*** PROVIDED INFORMATION ***
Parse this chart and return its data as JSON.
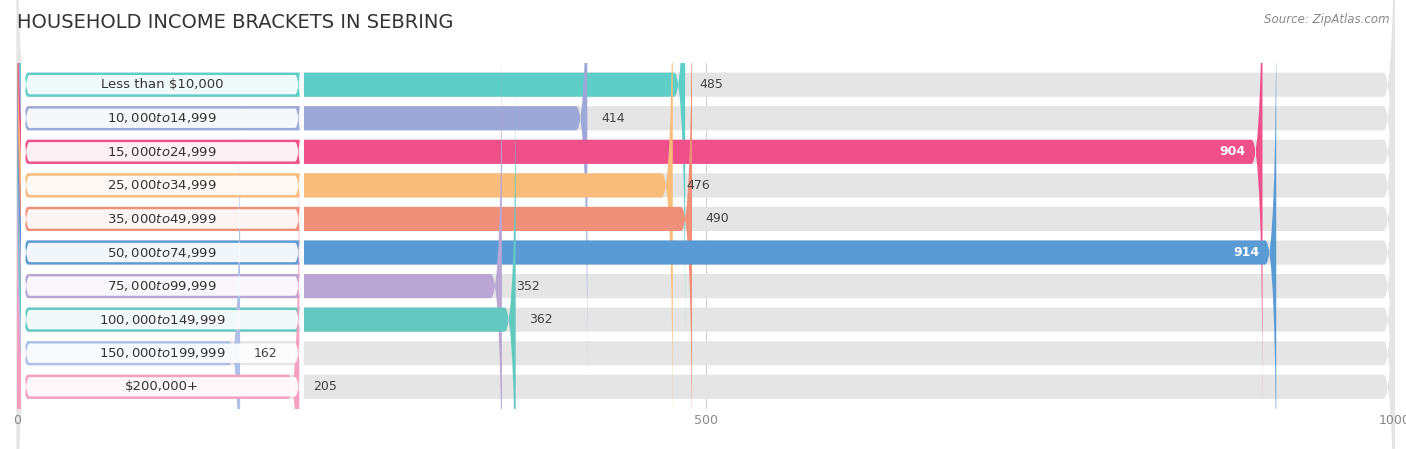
{
  "title": "HOUSEHOLD INCOME BRACKETS IN SEBRING",
  "source": "Source: ZipAtlas.com",
  "categories": [
    "Less than $10,000",
    "$10,000 to $14,999",
    "$15,000 to $24,999",
    "$25,000 to $34,999",
    "$35,000 to $49,999",
    "$50,000 to $74,999",
    "$75,000 to $99,999",
    "$100,000 to $149,999",
    "$150,000 to $199,999",
    "$200,000+"
  ],
  "values": [
    485,
    414,
    904,
    476,
    490,
    914,
    352,
    362,
    162,
    205
  ],
  "bar_colors": [
    "#5ECEC8",
    "#9DA8D8",
    "#F0508A",
    "#F9BC7A",
    "#F0907A",
    "#5B9BD5",
    "#B9A6D4",
    "#62C8C0",
    "#AEBFE8",
    "#F5A0C0"
  ],
  "value_text_colors": [
    "#444444",
    "#444444",
    "#ffffff",
    "#444444",
    "#444444",
    "#ffffff",
    "#444444",
    "#444444",
    "#444444",
    "#444444"
  ],
  "xlim": [
    0,
    1000
  ],
  "xticks": [
    0,
    500,
    1000
  ],
  "bar_bg_color": "#e5e5e5",
  "title_fontsize": 14,
  "label_fontsize": 9.5,
  "value_fontsize": 9,
  "source_fontsize": 8.5,
  "title_color": "#333333",
  "source_color": "#888888",
  "tick_color": "#888888",
  "grid_color": "#cccccc"
}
***
◆ JOB
From the listing, extract all text exactly as given and drop any picture.

◆ OUTPUT BELOW
Parse this chart and return its data as JSON.
{
  "title": "HOUSEHOLD INCOME BRACKETS IN SEBRING",
  "source": "Source: ZipAtlas.com",
  "categories": [
    "Less than $10,000",
    "$10,000 to $14,999",
    "$15,000 to $24,999",
    "$25,000 to $34,999",
    "$35,000 to $49,999",
    "$50,000 to $74,999",
    "$75,000 to $99,999",
    "$100,000 to $149,999",
    "$150,000 to $199,999",
    "$200,000+"
  ],
  "values": [
    485,
    414,
    904,
    476,
    490,
    914,
    352,
    362,
    162,
    205
  ],
  "bar_colors": [
    "#5ECEC8",
    "#9DA8D8",
    "#F0508A",
    "#F9BC7A",
    "#F0907A",
    "#5B9BD5",
    "#B9A6D4",
    "#62C8C0",
    "#AEBFE8",
    "#F5A0C0"
  ],
  "value_text_colors": [
    "#444444",
    "#444444",
    "#ffffff",
    "#444444",
    "#444444",
    "#ffffff",
    "#444444",
    "#444444",
    "#444444",
    "#444444"
  ],
  "xlim": [
    0,
    1000
  ],
  "xticks": [
    0,
    500,
    1000
  ],
  "bar_bg_color": "#e5e5e5",
  "title_fontsize": 14,
  "label_fontsize": 9.5,
  "value_fontsize": 9,
  "source_fontsize": 8.5,
  "title_color": "#333333",
  "source_color": "#888888",
  "tick_color": "#888888",
  "grid_color": "#cccccc"
}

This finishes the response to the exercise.